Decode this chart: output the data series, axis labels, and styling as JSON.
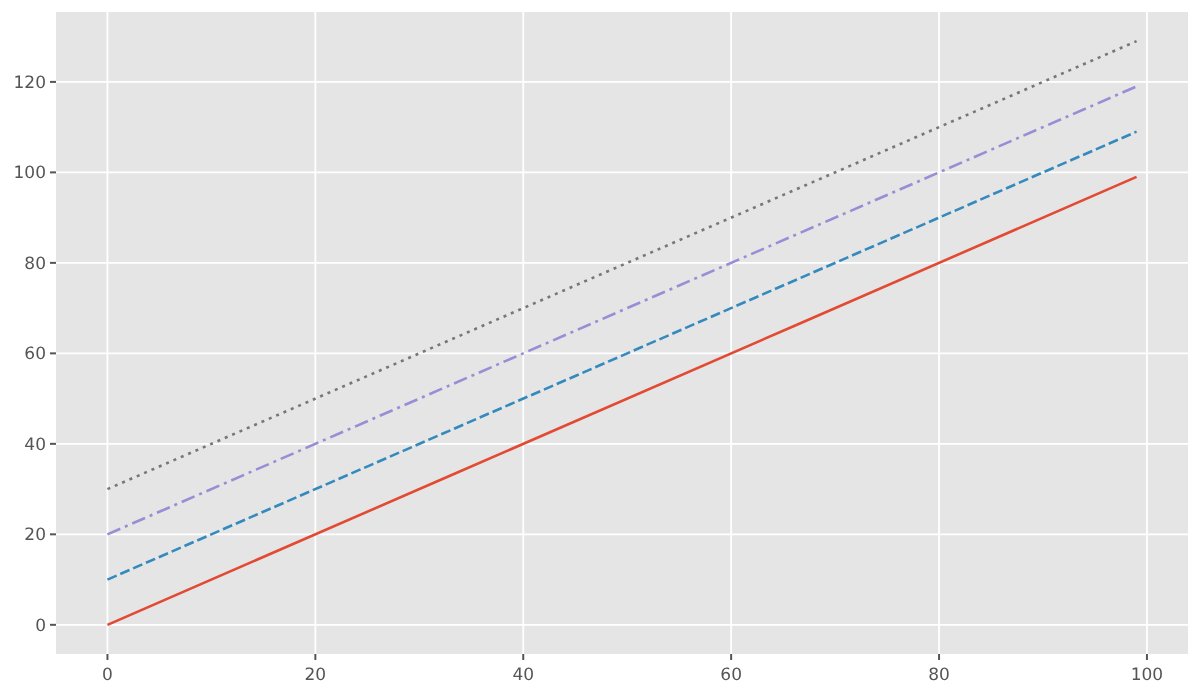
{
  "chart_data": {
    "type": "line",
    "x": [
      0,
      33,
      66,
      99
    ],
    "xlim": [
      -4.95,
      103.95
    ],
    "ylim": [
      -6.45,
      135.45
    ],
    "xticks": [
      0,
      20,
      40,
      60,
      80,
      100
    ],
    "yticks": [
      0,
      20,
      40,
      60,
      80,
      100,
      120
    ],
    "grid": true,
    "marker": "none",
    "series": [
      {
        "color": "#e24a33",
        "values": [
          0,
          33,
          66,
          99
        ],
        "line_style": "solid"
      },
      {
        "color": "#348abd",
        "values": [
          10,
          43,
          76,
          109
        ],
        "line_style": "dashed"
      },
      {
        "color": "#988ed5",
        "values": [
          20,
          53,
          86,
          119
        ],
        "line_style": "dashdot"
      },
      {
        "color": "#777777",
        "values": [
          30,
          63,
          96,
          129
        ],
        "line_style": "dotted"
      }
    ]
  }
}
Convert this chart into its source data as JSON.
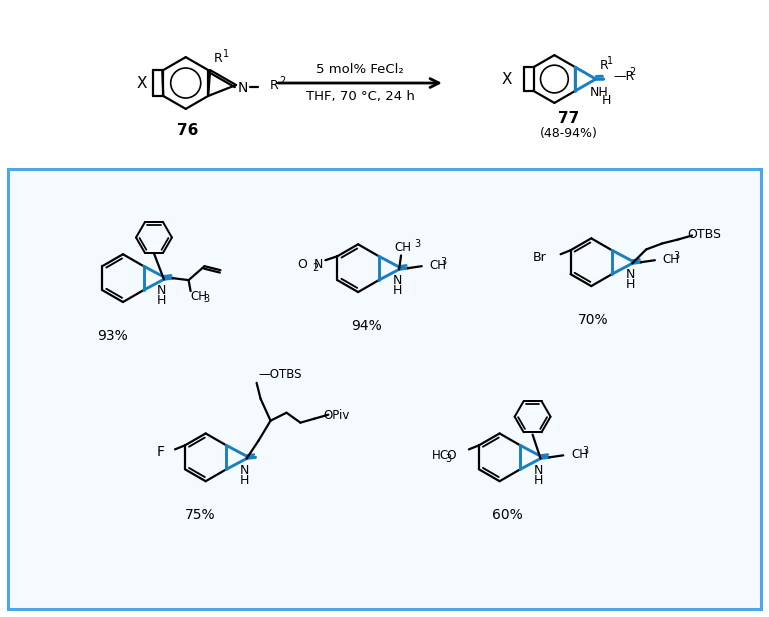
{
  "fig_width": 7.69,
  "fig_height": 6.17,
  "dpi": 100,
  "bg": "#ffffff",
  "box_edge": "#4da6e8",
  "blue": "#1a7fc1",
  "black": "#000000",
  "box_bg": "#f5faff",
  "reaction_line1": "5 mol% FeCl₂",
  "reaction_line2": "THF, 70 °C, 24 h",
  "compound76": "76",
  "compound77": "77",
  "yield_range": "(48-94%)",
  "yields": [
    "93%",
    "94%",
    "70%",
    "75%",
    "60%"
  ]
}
...
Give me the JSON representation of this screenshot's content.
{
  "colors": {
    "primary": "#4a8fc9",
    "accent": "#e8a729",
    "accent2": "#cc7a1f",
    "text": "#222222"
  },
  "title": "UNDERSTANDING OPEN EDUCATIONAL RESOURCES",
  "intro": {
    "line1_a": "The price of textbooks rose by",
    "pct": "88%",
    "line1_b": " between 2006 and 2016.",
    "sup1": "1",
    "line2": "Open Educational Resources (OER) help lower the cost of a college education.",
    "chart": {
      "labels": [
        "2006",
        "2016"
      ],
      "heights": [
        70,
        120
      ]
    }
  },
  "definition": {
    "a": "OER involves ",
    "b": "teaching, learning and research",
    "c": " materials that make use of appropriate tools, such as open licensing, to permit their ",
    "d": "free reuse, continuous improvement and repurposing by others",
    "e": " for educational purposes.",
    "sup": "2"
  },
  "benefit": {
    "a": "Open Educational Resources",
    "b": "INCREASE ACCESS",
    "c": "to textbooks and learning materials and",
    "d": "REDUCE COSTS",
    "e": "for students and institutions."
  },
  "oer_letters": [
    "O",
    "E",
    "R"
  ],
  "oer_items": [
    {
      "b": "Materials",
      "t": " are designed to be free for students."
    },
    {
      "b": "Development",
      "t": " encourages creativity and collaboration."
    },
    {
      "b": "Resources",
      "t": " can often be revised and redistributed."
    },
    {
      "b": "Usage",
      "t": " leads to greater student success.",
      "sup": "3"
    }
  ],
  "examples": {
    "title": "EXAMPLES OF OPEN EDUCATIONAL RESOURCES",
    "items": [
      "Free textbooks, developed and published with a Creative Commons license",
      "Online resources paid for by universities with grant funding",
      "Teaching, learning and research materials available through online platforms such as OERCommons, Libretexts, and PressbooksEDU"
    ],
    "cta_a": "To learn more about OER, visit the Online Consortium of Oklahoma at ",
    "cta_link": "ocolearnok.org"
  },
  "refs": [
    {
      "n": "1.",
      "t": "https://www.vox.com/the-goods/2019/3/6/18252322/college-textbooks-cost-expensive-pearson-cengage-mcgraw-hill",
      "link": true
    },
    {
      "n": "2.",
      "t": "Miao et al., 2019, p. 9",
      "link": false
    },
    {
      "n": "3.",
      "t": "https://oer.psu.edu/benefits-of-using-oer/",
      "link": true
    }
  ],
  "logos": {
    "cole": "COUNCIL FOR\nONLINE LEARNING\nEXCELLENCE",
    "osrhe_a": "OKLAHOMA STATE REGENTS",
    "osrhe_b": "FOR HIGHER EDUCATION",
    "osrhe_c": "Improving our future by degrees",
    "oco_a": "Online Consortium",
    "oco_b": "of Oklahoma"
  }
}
* * *
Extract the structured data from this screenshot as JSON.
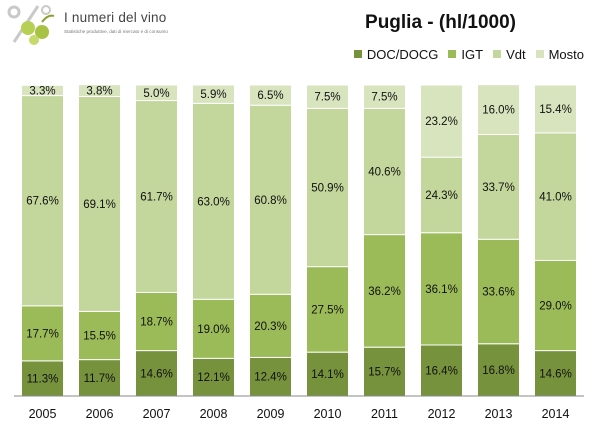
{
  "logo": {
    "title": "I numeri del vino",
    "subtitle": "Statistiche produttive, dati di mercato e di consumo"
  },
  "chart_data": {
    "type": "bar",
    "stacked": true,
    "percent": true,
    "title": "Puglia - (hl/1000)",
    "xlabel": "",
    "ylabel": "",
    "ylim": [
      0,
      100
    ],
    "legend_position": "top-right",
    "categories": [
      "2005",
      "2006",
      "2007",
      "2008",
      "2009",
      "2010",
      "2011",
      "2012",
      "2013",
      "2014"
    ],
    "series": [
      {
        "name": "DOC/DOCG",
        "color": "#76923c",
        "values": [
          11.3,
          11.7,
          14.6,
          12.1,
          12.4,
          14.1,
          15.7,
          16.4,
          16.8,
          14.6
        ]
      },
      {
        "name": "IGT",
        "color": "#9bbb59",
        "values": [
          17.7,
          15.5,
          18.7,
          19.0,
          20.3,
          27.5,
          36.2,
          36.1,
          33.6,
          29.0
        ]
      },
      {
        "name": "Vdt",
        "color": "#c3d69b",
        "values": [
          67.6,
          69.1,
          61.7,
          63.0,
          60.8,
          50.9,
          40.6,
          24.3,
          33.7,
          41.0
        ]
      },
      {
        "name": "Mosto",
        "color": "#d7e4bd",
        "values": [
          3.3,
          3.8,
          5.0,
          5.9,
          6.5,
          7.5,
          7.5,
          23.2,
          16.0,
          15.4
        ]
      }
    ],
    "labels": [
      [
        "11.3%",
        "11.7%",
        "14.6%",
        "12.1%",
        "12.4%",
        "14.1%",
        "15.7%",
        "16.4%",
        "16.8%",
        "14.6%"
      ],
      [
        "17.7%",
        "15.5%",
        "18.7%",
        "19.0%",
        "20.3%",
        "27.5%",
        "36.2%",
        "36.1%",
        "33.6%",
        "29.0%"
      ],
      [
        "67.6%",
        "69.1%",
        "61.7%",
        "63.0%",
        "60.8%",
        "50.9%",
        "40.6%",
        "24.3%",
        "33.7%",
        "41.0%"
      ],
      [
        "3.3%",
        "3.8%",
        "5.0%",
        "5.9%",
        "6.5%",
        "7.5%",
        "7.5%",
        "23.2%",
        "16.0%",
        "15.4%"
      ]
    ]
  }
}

Direction: Which lines hold the word "Consortium"? Copy every one of them.

Solution:
    "cta_a": "To learn more about OER, visit the Online Consortium of Oklahoma at ",
    "oco_a": "Online Consortium",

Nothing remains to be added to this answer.